[begin Input rows]

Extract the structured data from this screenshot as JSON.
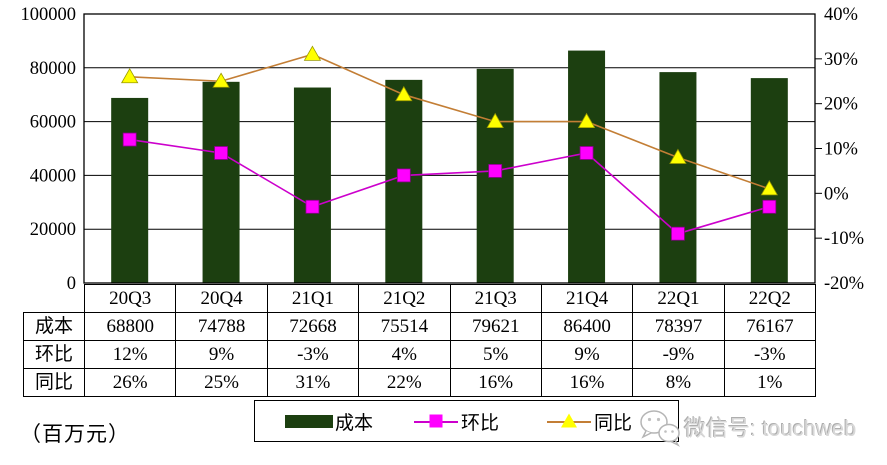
{
  "unit_label": "（百万元）",
  "watermark": {
    "icon": "wechat-icon",
    "text": "微信号: touchweb"
  },
  "legend": {
    "position": "bottom",
    "items": [
      {
        "label": "成本",
        "type": "bar",
        "color": "#1c3f10"
      },
      {
        "label": "环比",
        "type": "line-square",
        "line_color": "#cc00cc",
        "marker_color": "#ff00ff"
      },
      {
        "label": "同比",
        "type": "line-triangle",
        "line_color": "#c37e35",
        "marker_color": "#ffff00"
      }
    ]
  },
  "table": {
    "col_headers": [
      "20Q3",
      "20Q4",
      "21Q1",
      "21Q2",
      "21Q3",
      "21Q4",
      "22Q1",
      "22Q2"
    ],
    "rows": [
      {
        "header": "成本",
        "values": [
          "68800",
          "74788",
          "72668",
          "75514",
          "79621",
          "86400",
          "78397",
          "76167"
        ]
      },
      {
        "header": "环比",
        "values": [
          "12%",
          "9%",
          "-3%",
          "4%",
          "5%",
          "9%",
          "-9%",
          "-3%"
        ]
      },
      {
        "header": "同比",
        "values": [
          "26%",
          "25%",
          "31%",
          "22%",
          "16%",
          "16%",
          "8%",
          "1%"
        ]
      }
    ]
  },
  "chart_data": {
    "type": "combo",
    "categories": [
      "20Q3",
      "20Q4",
      "21Q1",
      "21Q2",
      "21Q3",
      "21Q4",
      "22Q1",
      "22Q2"
    ],
    "series": [
      {
        "name": "成本",
        "chart": "bar",
        "axis": "left",
        "color": "#1c3f10",
        "values": [
          68800,
          74788,
          72668,
          75514,
          79621,
          86400,
          78397,
          76167
        ]
      },
      {
        "name": "环比",
        "chart": "line",
        "axis": "right",
        "marker": "square",
        "line_color": "#cc00cc",
        "marker_color": "#ff00ff",
        "marker_stroke": "#8b008b",
        "values": [
          12,
          9,
          -3,
          4,
          5,
          9,
          -9,
          -3
        ],
        "unit": "%"
      },
      {
        "name": "同比",
        "chart": "line",
        "axis": "right",
        "marker": "triangle",
        "line_color": "#c37e35",
        "marker_color": "#ffff00",
        "marker_stroke": "#9a9a00",
        "values": [
          26,
          25,
          31,
          22,
          16,
          16,
          8,
          1
        ],
        "unit": "%"
      }
    ],
    "left_axis": {
      "min": 0,
      "max": 100000,
      "step": 20000,
      "labels": [
        "0",
        "20000",
        "40000",
        "60000",
        "80000",
        "100000"
      ]
    },
    "right_axis": {
      "min": -20,
      "max": 40,
      "step": 10,
      "labels": [
        "-20%",
        "-10%",
        "0%",
        "10%",
        "20%",
        "30%",
        "40%"
      ]
    },
    "grid": "horizontal",
    "legend_position": "bottom",
    "unit": "百万元"
  }
}
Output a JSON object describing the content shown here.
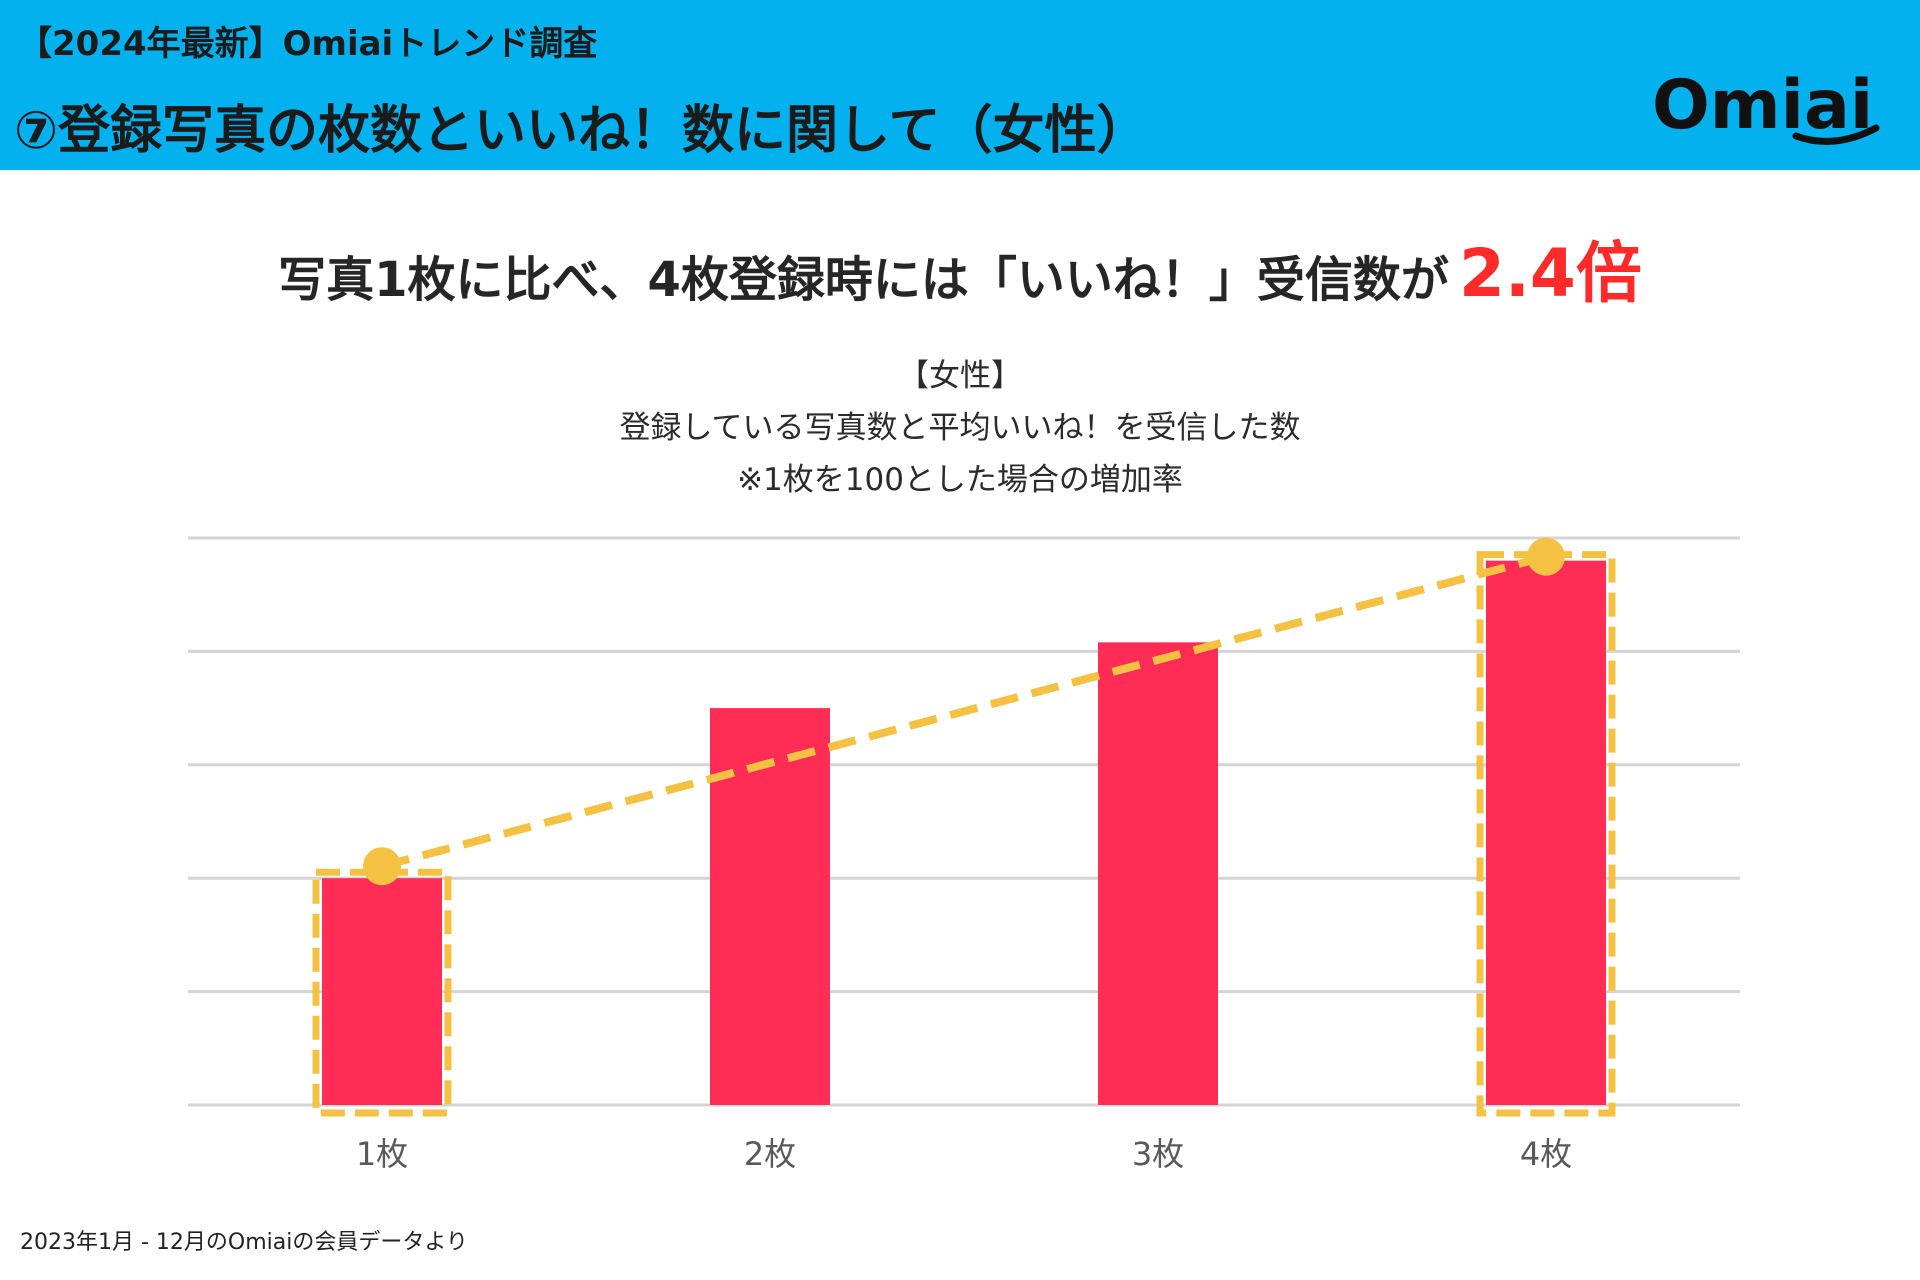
{
  "header": {
    "subtitle": "【2024年最新】Omiaiトレンド調査",
    "title": "⑦登録写真の枚数といいね！数に関して（女性）",
    "logo_text": "Omiai",
    "background_color": "#03b1ee"
  },
  "headline": {
    "text": "写真1枚に比べ、4枚登録時には「いいね！」受信数が",
    "accent": "2.4倍",
    "accent_color": "#ff2a2a"
  },
  "chart_data": {
    "type": "bar",
    "title_lines": [
      "【女性】",
      "登録している写真数と平均いいね！を受信した数",
      "※1枚を100とした場合の増加率"
    ],
    "categories": [
      "1枚",
      "2枚",
      "3枚",
      "4枚"
    ],
    "values": [
      100,
      175,
      204,
      240
    ],
    "ylim": [
      0,
      250
    ],
    "gridlines": [
      0,
      50,
      100,
      150,
      200,
      250
    ],
    "bar_color": "#ff2d55",
    "highlight_categories": [
      "1枚",
      "4枚"
    ],
    "trend_line": {
      "from": "1枚",
      "to": "4枚",
      "color": "#f5c142",
      "style": "dashed"
    },
    "xlabel": "",
    "ylabel": "",
    "legend": "none"
  },
  "footnote": "2023年1月 - 12月のOmiaiの会員データより"
}
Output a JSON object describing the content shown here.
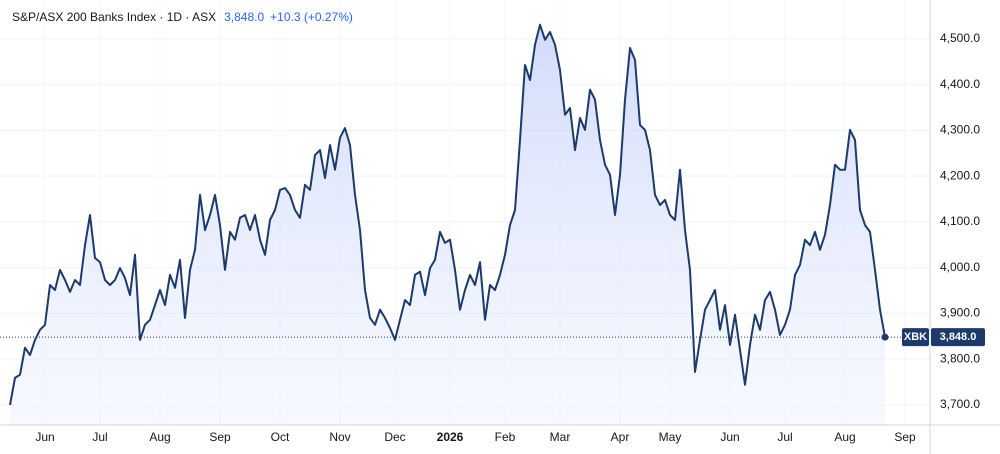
{
  "chart_data": {
    "type": "area",
    "title": "S&P/ASX 200 Banks Index · 1D · ASX",
    "price": "3,848.0",
    "change": "+10.3 (+0.27%)",
    "symbol": "XBK",
    "color": "#1c3a6b",
    "grid": true,
    "categories": [
      null,
      null,
      null,
      null,
      null,
      null,
      null,
      "Jun",
      null,
      null,
      null,
      null,
      null,
      null,
      null,
      null,
      null,
      null,
      "Jul",
      null,
      null,
      null,
      null,
      null,
      null,
      null,
      null,
      null,
      null,
      null,
      "Aug",
      null,
      null,
      null,
      null,
      null,
      null,
      null,
      null,
      null,
      null,
      null,
      "Sep",
      null,
      null,
      null,
      null,
      null,
      null,
      null,
      null,
      null,
      null,
      null,
      "Oct",
      null,
      null,
      null,
      null,
      null,
      null,
      null,
      null,
      null,
      null,
      null,
      "Nov",
      null,
      null,
      null,
      null,
      null,
      null,
      null,
      null,
      null,
      null,
      "Dec",
      null,
      null,
      null,
      null,
      null,
      null,
      null,
      null,
      null,
      null,
      "2026",
      null,
      null,
      null,
      null,
      null,
      null,
      null,
      null,
      null,
      null,
      "Feb",
      null,
      null,
      null,
      null,
      null,
      null,
      null,
      null,
      null,
      null,
      "Mar",
      null,
      null,
      null,
      null,
      null,
      null,
      null,
      null,
      null,
      null,
      null,
      "Apr",
      null,
      null,
      null,
      null,
      null,
      null,
      null,
      null,
      null,
      "May",
      null,
      null,
      null,
      null,
      null,
      null,
      null,
      null,
      null,
      null,
      null,
      "Jun",
      null,
      null,
      null,
      null,
      null,
      null,
      null,
      null,
      null,
      null,
      "Jul",
      null,
      null,
      null,
      null,
      null,
      null,
      null,
      null,
      null,
      null,
      null,
      "Aug",
      null,
      null,
      null,
      null,
      null,
      null,
      null,
      null,
      null,
      null,
      null,
      "Sep"
    ],
    "values": [
      3700,
      3759,
      3766,
      3825,
      3809,
      3842,
      3864,
      3875,
      3962,
      3951,
      3995,
      3973,
      3947,
      3973,
      3962,
      4049,
      4115,
      4021,
      4012,
      3973,
      3962,
      3973,
      3999,
      3977,
      3940,
      4028,
      3842,
      3875,
      3886,
      3918,
      3951,
      3918,
      3984,
      3956,
      4017,
      3890,
      3995,
      4039,
      4159,
      4082,
      4115,
      4159,
      4093,
      3995,
      4078,
      4061,
      4109,
      4115,
      4082,
      4115,
      4061,
      4028,
      4104,
      4126,
      4170,
      4174,
      4159,
      4126,
      4109,
      4181,
      4170,
      4246,
      4257,
      4196,
      4268,
      4214,
      4284,
      4305,
      4268,
      4159,
      4082,
      3951,
      3890,
      3875,
      3908,
      3890,
      3868,
      3842,
      3886,
      3929,
      3918,
      3984,
      3991,
      3940,
      3999,
      4017,
      4078,
      4054,
      4061,
      3995,
      3908,
      3951,
      3984,
      3962,
      4012,
      3886,
      3962,
      3951,
      3984,
      4028,
      4093,
      4126,
      4279,
      4443,
      4410,
      4487,
      4531,
      4498,
      4515,
      4487,
      4432,
      4334,
      4349,
      4257,
      4327,
      4301,
      4389,
      4367,
      4279,
      4225,
      4203,
      4115,
      4203,
      4367,
      4480,
      4454,
      4312,
      4301,
      4257,
      4159,
      4137,
      4148,
      4115,
      4104,
      4214,
      4082,
      3995,
      3772,
      3842,
      3908,
      3929,
      3951,
      3864,
      3918,
      3831,
      3897,
      3820,
      3744,
      3831,
      3897,
      3864,
      3929,
      3947,
      3908,
      3853,
      3875,
      3908,
      3984,
      4006,
      4061,
      4049,
      4078,
      4039,
      4072,
      4137,
      4225,
      4214,
      4214,
      4301,
      4279,
      4126,
      4093,
      4078,
      3995,
      3908,
      3848,
      null,
      null,
      null,
      null
    ],
    "ylim": [
      3656,
      4585
    ],
    "yticks": [
      {
        "value": 3700,
        "label": "3,700.0"
      },
      {
        "value": 3800,
        "label": "3,800.0"
      },
      {
        "value": 3900,
        "label": "3,900.0"
      },
      {
        "value": 4000,
        "label": "4,000.0"
      },
      {
        "value": 4100,
        "label": "4,100.0"
      },
      {
        "value": 4200,
        "label": "4,200.0"
      },
      {
        "value": 4300,
        "label": "4,300.0"
      },
      {
        "value": 4400,
        "label": "4,400.0"
      },
      {
        "value": 4500,
        "label": "4,500.0"
      }
    ]
  }
}
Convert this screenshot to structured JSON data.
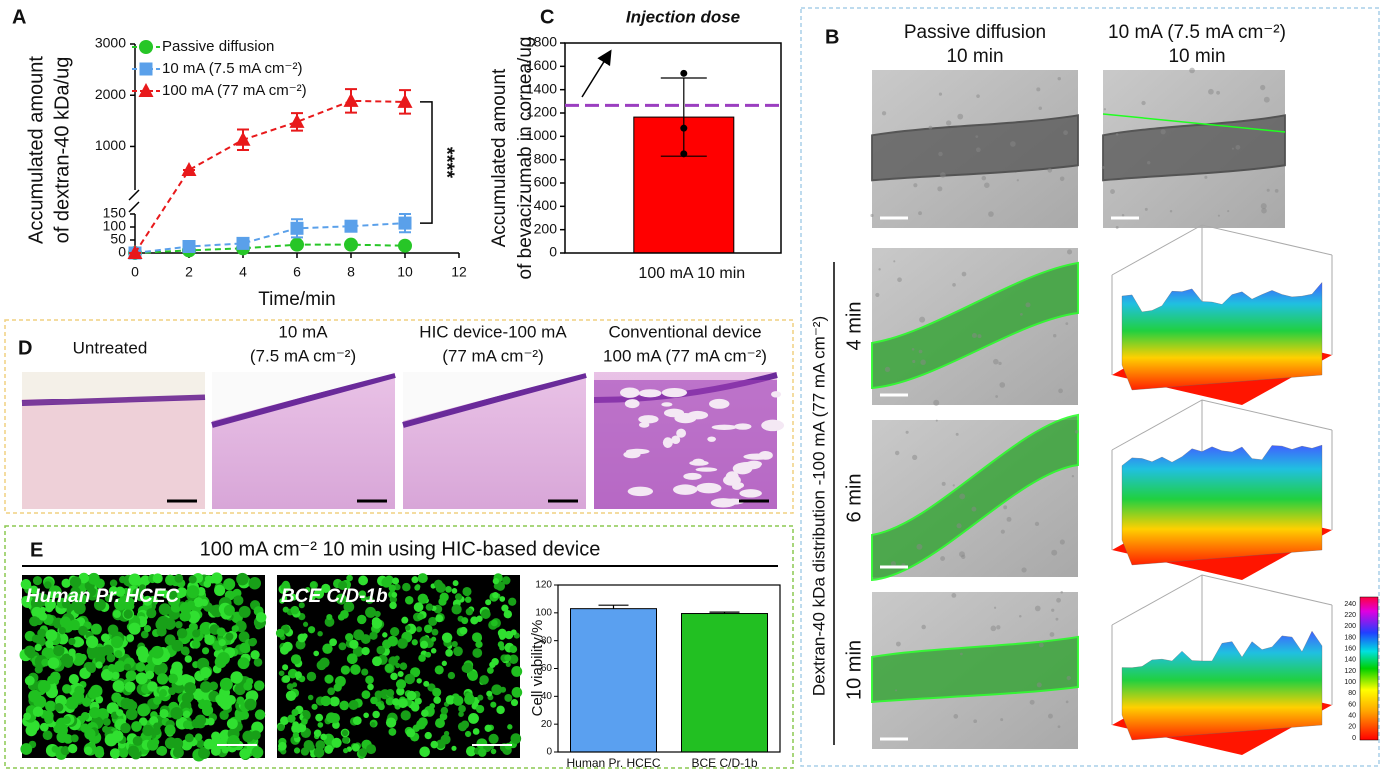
{
  "panel_labels": [
    "A",
    "B",
    "C",
    "D",
    "E"
  ],
  "chart_data": [
    {
      "type": "line",
      "x_label": "Time/min",
      "y_label": [
        "Accumulated amount",
        "of dextran-40 kDa/ug"
      ],
      "x": [
        0,
        2,
        4,
        6,
        8,
        10
      ],
      "series": [
        {
          "name": "Passive diffusion",
          "color": "#27c627",
          "marker": "circle",
          "values": [
            0,
            10,
            18,
            32,
            32,
            28
          ],
          "errors": [
            0,
            3,
            3,
            3,
            3,
            3
          ]
        },
        {
          "name": "10 mA (7.5 mA cm⁻²)",
          "color": "#5aa0ea",
          "marker": "square",
          "values": [
            0,
            25,
            37,
            95,
            103,
            115
          ],
          "errors": [
            0,
            5,
            5,
            35,
            10,
            35
          ]
        },
        {
          "name": "100 mA (77 mA cm⁻²)",
          "color": "#e8191b",
          "marker": "triangle",
          "values": [
            0,
            540,
            1130,
            1480,
            1890,
            1870
          ],
          "errors": [
            0,
            0,
            200,
            170,
            230,
            230
          ]
        }
      ],
      "xlim": [
        0,
        12
      ],
      "xticks": [
        0,
        2,
        4,
        6,
        8,
        10,
        12
      ],
      "ylim_lower": [
        0,
        150
      ],
      "ylim_upper": [
        150,
        3000
      ],
      "yticks": [
        0,
        50,
        100,
        150,
        1000,
        2000,
        3000
      ],
      "significance": "****"
    },
    {
      "type": "bar",
      "title": "Injection dose",
      "y_label": [
        "Accumulated amount",
        "of bevacizumab in cornea/ug"
      ],
      "categories": [
        "100 mA 10 min"
      ],
      "values": [
        1165
      ],
      "errors": [
        335
      ],
      "points": [
        1540,
        1070,
        850
      ],
      "color": "#ff0000",
      "reference_line": {
        "value": 1265,
        "color": "#9b3fc0"
      },
      "ylim": [
        0,
        1800
      ],
      "yticks": [
        0,
        200,
        400,
        600,
        800,
        1000,
        1200,
        1400,
        1600,
        1800
      ]
    },
    {
      "type": "bar",
      "y_label": "Cell viability/%",
      "categories": [
        "Human Pr. HCEC",
        "BCE C/D-1b"
      ],
      "values": [
        103,
        99.5
      ],
      "errors": [
        2.5,
        1
      ],
      "colors": [
        "#5aa0f0",
        "#22c022"
      ],
      "ylim": [
        0,
        120
      ],
      "yticks": [
        0,
        20,
        40,
        60,
        80,
        100,
        120
      ]
    }
  ],
  "panel_b": {
    "column_headers": [
      [
        "Passive diffusion",
        "10 min"
      ],
      [
        "10 mA (7.5 mA cm⁻²)",
        "10 min"
      ]
    ],
    "row_labels": [
      "4 min",
      "6 min",
      "10 min"
    ],
    "side_label": "Dextran-40 kDa distribution -100 mA (77 mA cm⁻²)",
    "colorbar_ticks": [
      0,
      20,
      40,
      60,
      80,
      100,
      120,
      140,
      160,
      180,
      200,
      220,
      240
    ]
  },
  "panel_d": {
    "titles": [
      [
        "Untreated"
      ],
      [
        "10 mA",
        "(7.5 mA cm⁻²)"
      ],
      [
        "HIC device-100 mA",
        "(77 mA cm⁻²)"
      ],
      [
        "Conventional device",
        "100 mA (77 mA cm⁻²)"
      ]
    ]
  },
  "panel_e": {
    "title": "100 mA cm⁻² 10 min using HIC-based device",
    "image_labels": [
      "Human Pr. HCEC",
      "BCE C/D-1b"
    ]
  }
}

[end Input rows]

**Written problem**:
Using the listing, collect all lines in which the string "device" is found.

**Exercise result**:
        "HIC device-100 mA",
        "Conventional device",
    "title": "100 mA cm⁻² 10 min using HIC-based device",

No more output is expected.